## begin Extract provided
The weekly New Yorker magazine quoted an unnamed US intelligence
official linking the allegedly planned deployment of US troops in
Pakistan to the Islamic republic's decision not to prosecute Abdul
Qadeer Khan for supplying nuclear technology to Iran, Libya and
North Korea.
"It's a quid pro quo," the US official told New Yorker reporter
Seymour Hersch.
"We're going to get our troops inside Pakistan in return for not
forcing (Pakistani leader Pervez) Musharraf to deal with
Khan".
Pakistani and US troops, operating on separate sides of the 2 500
km Pakistan-Afghanistan border, have launched a fresh spring
offensive against Al-Qaeda and Taliban militants in a stepped-up
bid to capture the elusive Al-Qaeda chief.
Pakistani officials have repeatedly denied media reports that US
troops will operate on its territory.
"Pakistan has said very clearly that on the Pakistani side there
will be only Pakistani forces operating," Sultan said.
## end Extract provided
## begin Provided records
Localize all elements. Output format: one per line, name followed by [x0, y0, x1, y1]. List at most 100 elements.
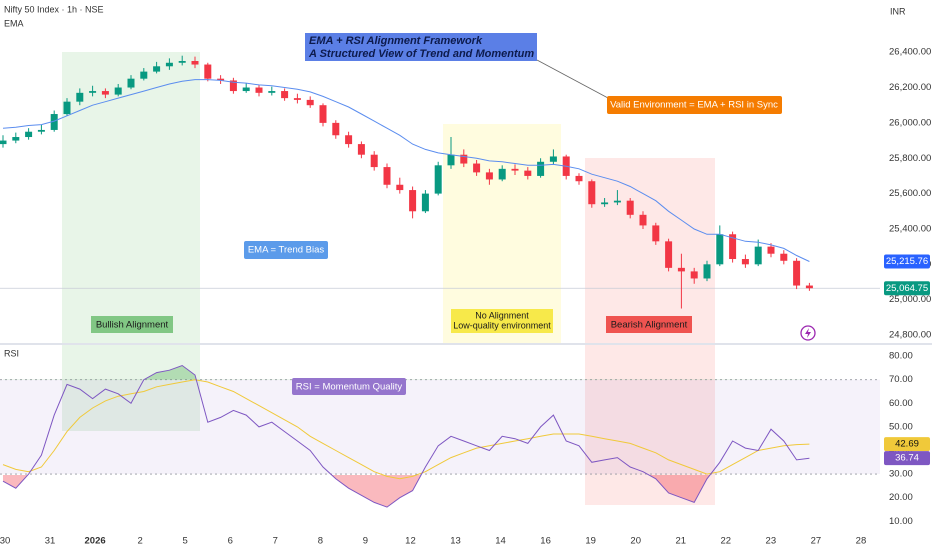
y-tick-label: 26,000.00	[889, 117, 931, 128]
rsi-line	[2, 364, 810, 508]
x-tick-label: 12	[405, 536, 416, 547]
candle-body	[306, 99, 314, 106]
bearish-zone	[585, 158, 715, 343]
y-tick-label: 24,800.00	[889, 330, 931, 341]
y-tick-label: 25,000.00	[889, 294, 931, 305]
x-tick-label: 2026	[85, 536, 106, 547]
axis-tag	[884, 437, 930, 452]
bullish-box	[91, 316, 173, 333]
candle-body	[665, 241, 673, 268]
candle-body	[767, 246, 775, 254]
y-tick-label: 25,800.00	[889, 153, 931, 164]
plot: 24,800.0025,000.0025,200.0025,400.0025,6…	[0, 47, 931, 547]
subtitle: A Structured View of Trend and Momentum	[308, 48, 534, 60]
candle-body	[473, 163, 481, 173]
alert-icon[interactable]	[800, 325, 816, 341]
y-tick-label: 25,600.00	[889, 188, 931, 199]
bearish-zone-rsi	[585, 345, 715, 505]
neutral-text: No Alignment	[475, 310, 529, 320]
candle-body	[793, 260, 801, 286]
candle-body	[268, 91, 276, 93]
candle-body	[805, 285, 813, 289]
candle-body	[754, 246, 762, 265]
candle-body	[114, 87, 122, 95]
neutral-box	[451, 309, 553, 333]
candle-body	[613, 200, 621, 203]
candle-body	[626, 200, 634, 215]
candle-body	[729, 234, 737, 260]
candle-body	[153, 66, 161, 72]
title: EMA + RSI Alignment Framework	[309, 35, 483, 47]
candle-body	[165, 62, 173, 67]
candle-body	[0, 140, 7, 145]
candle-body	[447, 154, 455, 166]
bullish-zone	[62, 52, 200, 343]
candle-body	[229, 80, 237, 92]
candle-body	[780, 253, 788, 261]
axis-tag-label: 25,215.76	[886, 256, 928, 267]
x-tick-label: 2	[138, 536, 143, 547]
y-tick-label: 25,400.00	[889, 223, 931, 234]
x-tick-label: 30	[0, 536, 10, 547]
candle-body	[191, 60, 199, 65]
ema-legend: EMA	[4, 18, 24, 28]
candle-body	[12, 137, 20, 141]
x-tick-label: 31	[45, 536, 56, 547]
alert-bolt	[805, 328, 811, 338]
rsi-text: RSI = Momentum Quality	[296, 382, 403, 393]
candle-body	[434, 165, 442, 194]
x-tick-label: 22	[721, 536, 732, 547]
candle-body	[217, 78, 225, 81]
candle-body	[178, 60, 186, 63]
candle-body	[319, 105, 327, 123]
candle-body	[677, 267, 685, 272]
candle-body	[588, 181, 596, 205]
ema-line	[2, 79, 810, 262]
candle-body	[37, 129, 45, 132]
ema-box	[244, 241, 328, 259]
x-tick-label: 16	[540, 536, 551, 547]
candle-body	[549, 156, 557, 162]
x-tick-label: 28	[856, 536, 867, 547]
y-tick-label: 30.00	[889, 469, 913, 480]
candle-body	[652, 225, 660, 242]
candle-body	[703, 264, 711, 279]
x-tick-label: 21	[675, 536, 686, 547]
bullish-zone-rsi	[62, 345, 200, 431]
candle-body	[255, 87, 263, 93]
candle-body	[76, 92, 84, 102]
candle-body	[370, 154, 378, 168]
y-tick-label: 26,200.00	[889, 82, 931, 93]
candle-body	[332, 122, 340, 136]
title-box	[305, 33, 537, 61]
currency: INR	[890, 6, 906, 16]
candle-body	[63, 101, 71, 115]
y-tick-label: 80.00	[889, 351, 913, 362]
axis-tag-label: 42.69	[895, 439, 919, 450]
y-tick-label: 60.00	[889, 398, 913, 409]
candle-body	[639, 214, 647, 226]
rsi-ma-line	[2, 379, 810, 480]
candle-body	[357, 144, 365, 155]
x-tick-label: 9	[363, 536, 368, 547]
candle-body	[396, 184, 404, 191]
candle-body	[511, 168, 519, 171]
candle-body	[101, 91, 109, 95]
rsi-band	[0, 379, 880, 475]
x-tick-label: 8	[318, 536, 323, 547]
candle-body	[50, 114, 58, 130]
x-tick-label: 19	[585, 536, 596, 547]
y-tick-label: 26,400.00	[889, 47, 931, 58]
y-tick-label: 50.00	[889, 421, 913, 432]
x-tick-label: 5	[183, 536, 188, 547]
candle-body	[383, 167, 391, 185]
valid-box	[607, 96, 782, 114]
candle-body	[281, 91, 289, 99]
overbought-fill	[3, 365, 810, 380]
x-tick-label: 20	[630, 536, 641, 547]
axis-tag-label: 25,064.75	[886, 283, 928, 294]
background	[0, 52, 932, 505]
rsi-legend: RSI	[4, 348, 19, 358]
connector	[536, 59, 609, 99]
## end Provided records
## begin Provided records
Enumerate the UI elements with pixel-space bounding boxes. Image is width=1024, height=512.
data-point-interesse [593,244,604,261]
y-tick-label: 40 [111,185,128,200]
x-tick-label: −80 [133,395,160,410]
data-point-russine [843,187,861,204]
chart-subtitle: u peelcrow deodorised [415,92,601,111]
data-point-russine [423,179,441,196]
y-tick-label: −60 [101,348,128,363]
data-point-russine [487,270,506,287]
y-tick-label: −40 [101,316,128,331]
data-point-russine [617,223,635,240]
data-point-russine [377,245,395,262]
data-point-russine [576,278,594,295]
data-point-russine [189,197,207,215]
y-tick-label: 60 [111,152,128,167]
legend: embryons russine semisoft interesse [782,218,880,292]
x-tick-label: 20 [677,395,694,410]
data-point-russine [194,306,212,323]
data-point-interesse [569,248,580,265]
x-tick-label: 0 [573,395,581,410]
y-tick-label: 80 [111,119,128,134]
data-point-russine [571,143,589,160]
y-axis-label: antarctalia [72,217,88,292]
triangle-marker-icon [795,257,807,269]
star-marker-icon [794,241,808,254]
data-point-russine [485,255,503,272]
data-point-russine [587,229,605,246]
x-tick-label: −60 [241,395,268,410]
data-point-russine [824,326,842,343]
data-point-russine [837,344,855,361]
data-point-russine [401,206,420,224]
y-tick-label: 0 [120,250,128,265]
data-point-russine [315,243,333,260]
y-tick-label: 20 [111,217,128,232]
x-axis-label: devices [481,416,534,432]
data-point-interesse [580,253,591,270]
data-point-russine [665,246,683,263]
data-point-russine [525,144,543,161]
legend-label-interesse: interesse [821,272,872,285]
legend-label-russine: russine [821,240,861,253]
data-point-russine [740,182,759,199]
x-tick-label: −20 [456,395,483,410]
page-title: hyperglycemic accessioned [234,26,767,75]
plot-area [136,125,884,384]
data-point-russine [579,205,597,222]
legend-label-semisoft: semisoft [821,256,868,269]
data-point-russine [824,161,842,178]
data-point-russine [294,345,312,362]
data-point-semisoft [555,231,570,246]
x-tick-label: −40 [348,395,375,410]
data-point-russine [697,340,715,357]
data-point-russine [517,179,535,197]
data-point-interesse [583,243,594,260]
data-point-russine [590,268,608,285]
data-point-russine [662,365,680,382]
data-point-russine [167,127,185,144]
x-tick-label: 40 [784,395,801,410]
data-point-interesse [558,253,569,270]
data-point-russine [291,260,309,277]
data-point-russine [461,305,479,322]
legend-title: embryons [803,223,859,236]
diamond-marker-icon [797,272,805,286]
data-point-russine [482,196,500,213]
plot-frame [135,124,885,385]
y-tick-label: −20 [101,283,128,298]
## end Provided records
## begin Provided records
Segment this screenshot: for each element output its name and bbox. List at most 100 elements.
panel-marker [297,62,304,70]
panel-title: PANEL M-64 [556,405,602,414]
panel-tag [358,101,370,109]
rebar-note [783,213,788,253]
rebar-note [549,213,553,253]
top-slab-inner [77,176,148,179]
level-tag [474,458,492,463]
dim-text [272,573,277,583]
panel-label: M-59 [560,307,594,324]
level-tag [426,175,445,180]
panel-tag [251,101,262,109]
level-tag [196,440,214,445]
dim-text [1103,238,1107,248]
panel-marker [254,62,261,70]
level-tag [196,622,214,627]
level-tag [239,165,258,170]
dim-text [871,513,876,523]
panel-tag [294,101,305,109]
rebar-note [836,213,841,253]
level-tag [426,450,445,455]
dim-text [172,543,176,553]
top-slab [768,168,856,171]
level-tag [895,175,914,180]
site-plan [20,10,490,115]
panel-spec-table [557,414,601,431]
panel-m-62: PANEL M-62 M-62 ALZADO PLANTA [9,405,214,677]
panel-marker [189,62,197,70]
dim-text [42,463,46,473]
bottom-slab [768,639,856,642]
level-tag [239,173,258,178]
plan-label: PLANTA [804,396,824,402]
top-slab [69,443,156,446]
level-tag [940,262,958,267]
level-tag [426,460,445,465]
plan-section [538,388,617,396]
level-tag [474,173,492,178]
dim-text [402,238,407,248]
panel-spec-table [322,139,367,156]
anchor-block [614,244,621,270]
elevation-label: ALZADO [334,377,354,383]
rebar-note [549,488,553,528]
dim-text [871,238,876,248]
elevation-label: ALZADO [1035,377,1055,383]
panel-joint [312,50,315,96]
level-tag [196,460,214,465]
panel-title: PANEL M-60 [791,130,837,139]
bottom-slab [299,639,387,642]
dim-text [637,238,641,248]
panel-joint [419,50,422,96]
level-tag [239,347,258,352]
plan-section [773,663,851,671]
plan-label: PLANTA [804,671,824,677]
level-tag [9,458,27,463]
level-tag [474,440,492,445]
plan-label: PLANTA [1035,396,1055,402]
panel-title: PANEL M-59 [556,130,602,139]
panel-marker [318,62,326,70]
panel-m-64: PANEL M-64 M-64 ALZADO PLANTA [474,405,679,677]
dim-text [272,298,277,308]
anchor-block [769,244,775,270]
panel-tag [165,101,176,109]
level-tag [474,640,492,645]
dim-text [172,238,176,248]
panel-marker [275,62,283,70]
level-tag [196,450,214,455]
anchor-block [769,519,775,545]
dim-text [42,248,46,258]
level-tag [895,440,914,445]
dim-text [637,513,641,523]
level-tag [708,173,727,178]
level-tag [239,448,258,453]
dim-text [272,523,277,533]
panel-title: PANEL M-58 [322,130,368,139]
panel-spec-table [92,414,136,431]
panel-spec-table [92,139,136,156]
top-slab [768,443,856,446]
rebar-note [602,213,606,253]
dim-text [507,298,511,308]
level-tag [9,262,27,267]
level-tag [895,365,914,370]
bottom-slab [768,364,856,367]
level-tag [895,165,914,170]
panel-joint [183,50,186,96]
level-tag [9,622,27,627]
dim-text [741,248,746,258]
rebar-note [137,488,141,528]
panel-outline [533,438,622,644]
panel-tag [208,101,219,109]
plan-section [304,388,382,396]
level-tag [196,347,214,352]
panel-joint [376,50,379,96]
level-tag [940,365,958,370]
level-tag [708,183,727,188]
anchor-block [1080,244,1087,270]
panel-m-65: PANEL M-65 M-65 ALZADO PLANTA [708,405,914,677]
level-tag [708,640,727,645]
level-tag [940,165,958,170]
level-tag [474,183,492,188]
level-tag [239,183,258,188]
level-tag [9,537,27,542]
## end Provided records
Task set:
1 > Which people does the news excerpt name?
2 > Write out the rows from the line with "Enumerate the UI" to the line with "data-point-russine [590,268,608,285]", with both of those lines included.
The news excerpt and the rows have no connection to each other.

Answer set:
1 > Abdul Qadeer Khan, Seymour Hersch, Pervez Musharraf, Sultan

2 >
Enumerate the UI elements with pixel-space bounding boxes. Image is width=1024, height=512.
data-point-interesse [593,244,604,261]
y-tick-label: 40 [111,185,128,200]
x-tick-label: −80 [133,395,160,410]
data-point-russine [843,187,861,204]
chart-subtitle: u peelcrow deodorised [415,92,601,111]
data-point-russine [423,179,441,196]
y-tick-label: −60 [101,348,128,363]
data-point-russine [487,270,506,287]
y-tick-label: −40 [101,316,128,331]
data-point-russine [617,223,635,240]
data-point-russine [377,245,395,262]
data-point-russine [576,278,594,295]
data-point-russine [189,197,207,215]
y-tick-label: 60 [111,152,128,167]
legend: embryons russine semisoft interesse [782,218,880,292]
x-tick-label: 20 [677,395,694,410]
data-point-russine [194,306,212,323]
data-point-interesse [569,248,580,265]
x-tick-label: 0 [573,395,581,410]
y-tick-label: 80 [111,119,128,134]
data-point-russine [571,143,589,160]
y-axis-label: antarctalia [72,217,88,292]
triangle-marker-icon [795,257,807,269]
star-marker-icon [794,241,808,254]
data-point-russine [485,255,503,272]
data-point-russine [587,229,605,246]
x-tick-label: −60 [241,395,268,410]
data-point-russine [824,326,842,343]
data-point-russine [837,344,855,361]
data-point-russine [401,206,420,224]
y-tick-label: 0 [120,250,128,265]
data-point-russine [315,243,333,260]
y-tick-label: 20 [111,217,128,232]
x-axis-label: devices [481,416,534,432]
data-point-interesse [580,253,591,270]
data-point-russine [665,246,683,263]
data-point-russine [525,144,543,161]
legend-label-interesse: interesse [821,272,872,285]
legend-label-russine: russine [821,240,861,253]
data-point-russine [740,182,759,199]
x-tick-label: −20 [456,395,483,410]
page-title: hyperglycemic accessioned [234,26,767,75]
plot-area [136,125,884,384]
data-point-russine [579,205,597,222]
legend-label-semisoft: semisoft [821,256,868,269]
data-point-russine [824,161,842,178]
data-point-russine [294,345,312,362]
data-point-semisoft [555,231,570,246]
x-tick-label: −40 [348,395,375,410]
data-point-russine [697,340,715,357]
data-point-russine [517,179,535,197]
data-point-interesse [583,243,594,260]
data-point-russine [590,268,608,285]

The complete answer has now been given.